◆ Prompt ◆
Copy every one of the following lines with no changes.
[begin Data to process]
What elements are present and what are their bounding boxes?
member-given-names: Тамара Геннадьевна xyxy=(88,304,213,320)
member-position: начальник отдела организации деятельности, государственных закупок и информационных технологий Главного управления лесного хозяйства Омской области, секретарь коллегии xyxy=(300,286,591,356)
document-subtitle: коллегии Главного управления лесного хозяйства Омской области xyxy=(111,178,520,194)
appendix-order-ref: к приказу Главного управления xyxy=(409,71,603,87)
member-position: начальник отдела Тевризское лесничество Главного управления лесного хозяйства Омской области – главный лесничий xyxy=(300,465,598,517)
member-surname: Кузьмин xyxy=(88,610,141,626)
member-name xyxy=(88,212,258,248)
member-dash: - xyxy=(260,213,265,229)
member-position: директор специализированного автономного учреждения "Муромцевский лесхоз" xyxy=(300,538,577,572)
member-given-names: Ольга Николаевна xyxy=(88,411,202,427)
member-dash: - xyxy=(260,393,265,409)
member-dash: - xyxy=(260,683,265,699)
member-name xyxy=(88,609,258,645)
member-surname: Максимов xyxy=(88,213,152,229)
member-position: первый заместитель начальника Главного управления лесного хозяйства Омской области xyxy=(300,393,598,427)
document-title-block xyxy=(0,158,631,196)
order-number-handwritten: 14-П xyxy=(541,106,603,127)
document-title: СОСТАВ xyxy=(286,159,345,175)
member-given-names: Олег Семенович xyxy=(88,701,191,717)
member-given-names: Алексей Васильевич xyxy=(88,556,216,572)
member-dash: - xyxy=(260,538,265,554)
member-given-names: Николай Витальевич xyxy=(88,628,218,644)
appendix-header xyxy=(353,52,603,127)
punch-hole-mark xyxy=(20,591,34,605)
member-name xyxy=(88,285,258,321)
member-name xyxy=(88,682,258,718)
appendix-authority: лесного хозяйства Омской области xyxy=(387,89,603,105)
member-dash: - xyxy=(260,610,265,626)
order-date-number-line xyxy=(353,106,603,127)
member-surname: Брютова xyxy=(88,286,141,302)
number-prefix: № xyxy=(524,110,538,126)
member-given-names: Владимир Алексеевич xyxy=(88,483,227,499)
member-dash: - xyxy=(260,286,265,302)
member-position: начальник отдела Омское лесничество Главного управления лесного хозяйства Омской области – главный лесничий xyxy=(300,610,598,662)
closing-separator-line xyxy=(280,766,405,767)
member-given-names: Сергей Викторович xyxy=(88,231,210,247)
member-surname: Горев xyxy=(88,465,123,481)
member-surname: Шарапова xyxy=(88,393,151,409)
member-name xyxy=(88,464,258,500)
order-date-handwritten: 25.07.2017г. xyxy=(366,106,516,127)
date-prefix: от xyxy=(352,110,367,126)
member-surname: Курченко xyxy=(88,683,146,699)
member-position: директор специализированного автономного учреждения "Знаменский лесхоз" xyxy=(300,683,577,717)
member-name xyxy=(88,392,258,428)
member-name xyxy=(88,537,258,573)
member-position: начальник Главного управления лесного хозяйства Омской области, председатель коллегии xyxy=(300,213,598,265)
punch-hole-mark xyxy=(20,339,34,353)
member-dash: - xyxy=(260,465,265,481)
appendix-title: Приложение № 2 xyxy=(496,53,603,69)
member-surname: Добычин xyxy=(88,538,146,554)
[end Data to process]
◆ Response to this task ◆
What elements are present and what are their bounding boxes?
member-given-names: Тамара Геннадьевна xyxy=(88,304,213,320)
member-position: начальник отдела организации деятельности, государственных закупок и информационных технологий Главного управления лесного хозяйства Омской области, секретарь коллегии xyxy=(300,286,591,356)
document-subtitle: коллегии Главного управления лесного хозяйства Омской области xyxy=(111,178,520,194)
appendix-order-ref: к приказу Главного управления xyxy=(409,71,603,87)
member-position: начальник отдела Тевризское лесничество Главного управления лесного хозяйства Омской области – главный лесничий xyxy=(300,465,598,517)
member-surname: Кузьмин xyxy=(88,610,141,626)
member-name xyxy=(88,212,258,248)
member-dash: - xyxy=(260,213,265,229)
member-position: директор специализированного автономного учреждения "Муромцевский лесхоз" xyxy=(300,538,577,572)
member-given-names: Ольга Николаевна xyxy=(88,411,202,427)
member-dash: - xyxy=(260,393,265,409)
member-dash: - xyxy=(260,683,265,699)
member-name xyxy=(88,609,258,645)
member-surname: Максимов xyxy=(88,213,152,229)
member-position: первый заместитель начальника Главного управления лесного хозяйства Омской области xyxy=(300,393,598,427)
document-title-block xyxy=(0,158,631,196)
order-number-handwritten: 14-П xyxy=(541,106,603,127)
document-title: СОСТАВ xyxy=(286,159,345,175)
member-given-names: Олег Семенович xyxy=(88,701,191,717)
member-given-names: Алексей Васильевич xyxy=(88,556,216,572)
member-dash: - xyxy=(260,538,265,554)
member-given-names: Николай Витальевич xyxy=(88,628,218,644)
appendix-header xyxy=(353,52,603,127)
punch-hole-mark xyxy=(20,591,34,605)
member-name xyxy=(88,285,258,321)
member-name xyxy=(88,682,258,718)
appendix-authority: лесного хозяйства Омской области xyxy=(387,89,603,105)
member-dash: - xyxy=(260,610,265,626)
order-date-number-line xyxy=(353,106,603,127)
member-surname: Брютова xyxy=(88,286,141,302)
number-prefix: № xyxy=(524,110,538,126)
member-given-names: Владимир Алексеевич xyxy=(88,483,227,499)
member-dash: - xyxy=(260,286,265,302)
member-position: начальник отдела Омское лесничество Главного управления лесного хозяйства Омской области – главный лесничий xyxy=(300,610,598,662)
closing-separator-line xyxy=(280,766,405,767)
member-given-names: Сергей Викторович xyxy=(88,231,210,247)
member-surname: Горев xyxy=(88,465,123,481)
member-surname: Шарапова xyxy=(88,393,151,409)
member-name xyxy=(88,464,258,500)
order-date-handwritten: 25.07.2017г. xyxy=(366,106,516,127)
date-prefix: от xyxy=(352,110,367,126)
member-surname: Курченко xyxy=(88,683,146,699)
member-position: директор специализированного автономного учреждения "Знаменский лесхоз" xyxy=(300,683,577,717)
member-name xyxy=(88,392,258,428)
member-name xyxy=(88,537,258,573)
member-position: начальник Главного управления лесного хозяйства Омской области, председатель коллегии xyxy=(300,213,598,265)
punch-hole-mark xyxy=(20,339,34,353)
member-dash: - xyxy=(260,465,265,481)
appendix-title: Приложение № 2 xyxy=(496,53,603,69)
member-surname: Добычин xyxy=(88,538,146,554)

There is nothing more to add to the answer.